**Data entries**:
--*--
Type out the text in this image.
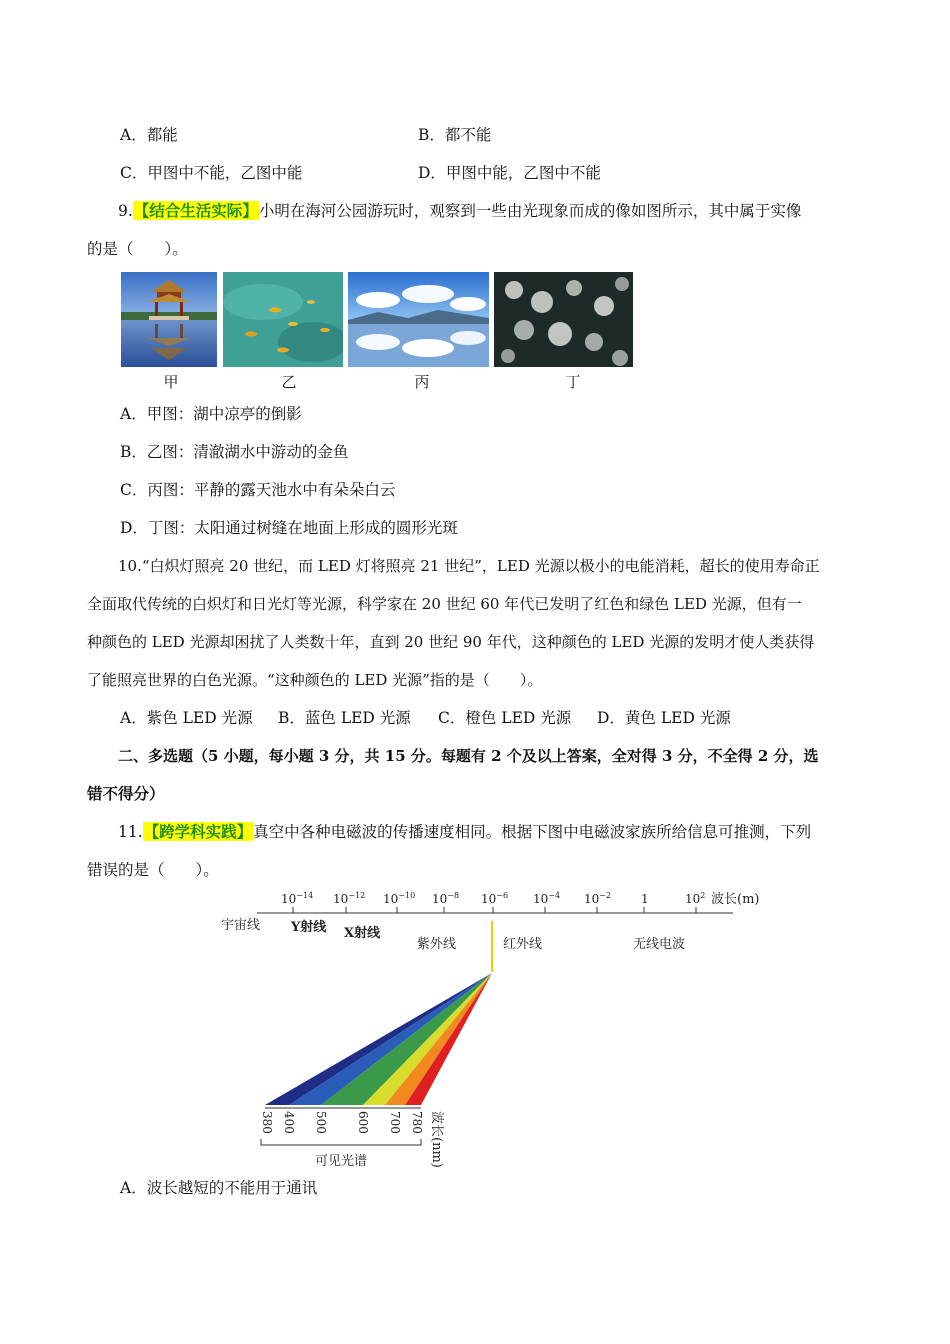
A．都能	B．都不能
C．甲图中不能，乙图中能	D．甲图中能，乙图中不能
9.【结合生活实际】小明在海河公园游玩时，观察到一些由光现象而成的像如图所示，其中属于实像
的是（　　）。
甲	乙	丙	丁
A．甲图：湖中凉亭的倒影
B．乙图：清澈湖水中游动的金鱼
C．丙图：平静的露天池水中有朵朵白云
D．丁图：太阳通过树缝在地面上形成的圆形光斑
10.“白炽灯照亮 20 世纪，而 LED 灯将照亮 21 世纪”，LED 光源以极小的电能消耗，超长的使用寿命正
全面取代传统的白炽灯和日光灯等光源，科学家在 20 世纪 60 年代已发明了红色和绿色 LED 光源，但有一
种颜色的 LED 光源却困扰了人类数十年，直到 20 世纪 90 年代，这种颜色的 LED 光源的发明才使人类获得
了能照亮世界的白色光源。“这种颜色的 LED 光源”指的是（　　）。
A．紫色 LED 光源 B．蓝色 LED 光源 C．橙色 LED 光源 D．黄色 LED 光源
二、多选题（5 小题，每小题 3 分，共 15 分。每题有 2 个及以上答案，全对得 3 分，不全得 2 分，选
错不得分）
11.【跨学科实践】真空中各种电磁波的传播速度相同。根据下图中电磁波家族所给信息可推测，下列
错误的是（　　）。
$10^{-14}$ $10^{-12}$ $10^{-10}$ $10^{-8}$ $10^{-6}$ $10^{-4}$ $10^{-2}$ 1	$10^2$ 波长(m)
宇宙线 Y射线 X射线
紫外线	红外线	无线电波
380 400 500 600 700 780 波长(nm)
可见光谱
A．波长越短的不能用于通讯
--*--
**WHAT TO DO**:
Drop the images and quote the entries word for word.

**WRITTEN SOLUTION**:
Type out the text in this image.
A．都能	B．都不能
C．甲图中不能，乙图中能	D．甲图中能，乙图中不能
9.【结合生活实际】小明在海河公园游玩时，观察到一些由光现象而成的像如图所示，其中属于实像
的是（　　）。
甲	乙	丙	丁
A．甲图：湖中凉亭的倒影
B．乙图：清澈湖水中游动的金鱼
C．丙图：平静的露天池水中有朵朵白云
D．丁图：太阳通过树缝在地面上形成的圆形光斑
10.“白炽灯照亮 20 世纪，而 LED 灯将照亮 21 世纪”，LED 光源以极小的电能消耗，超长的使用寿命正
全面取代传统的白炽灯和日光灯等光源，科学家在 20 世纪 60 年代已发明了红色和绿色 LED 光源，但有一
种颜色的 LED 光源却困扰了人类数十年，直到 20 世纪 90 年代，这种颜色的 LED 光源的发明才使人类获得
了能照亮世界的白色光源。“这种颜色的 LED 光源”指的是（　　）。
A．紫色 LED 光源 B．蓝色 LED 光源 C．橙色 LED 光源 D．黄色 LED 光源
二、多选题（5 小题，每小题 3 分，共 15 分。每题有 2 个及以上答案，全对得 3 分，不全得 2 分，选
错不得分）
11.【跨学科实践】真空中各种电磁波的传播速度相同。根据下图中电磁波家族所给信息可推测，下列
错误的是（　　）。
$10^{-14}$ $10^{-12}$ $10^{-10}$ $10^{-8}$ $10^{-6}$ $10^{-4}$ $10^{-2}$ 1	$10^2$ 波长(m)
宇宙线 Y射线 X射线
紫外线	红外线	无线电波
380 400 500 600 700 780 波长(nm)
可见光谱
A．波长越短的不能用于通讯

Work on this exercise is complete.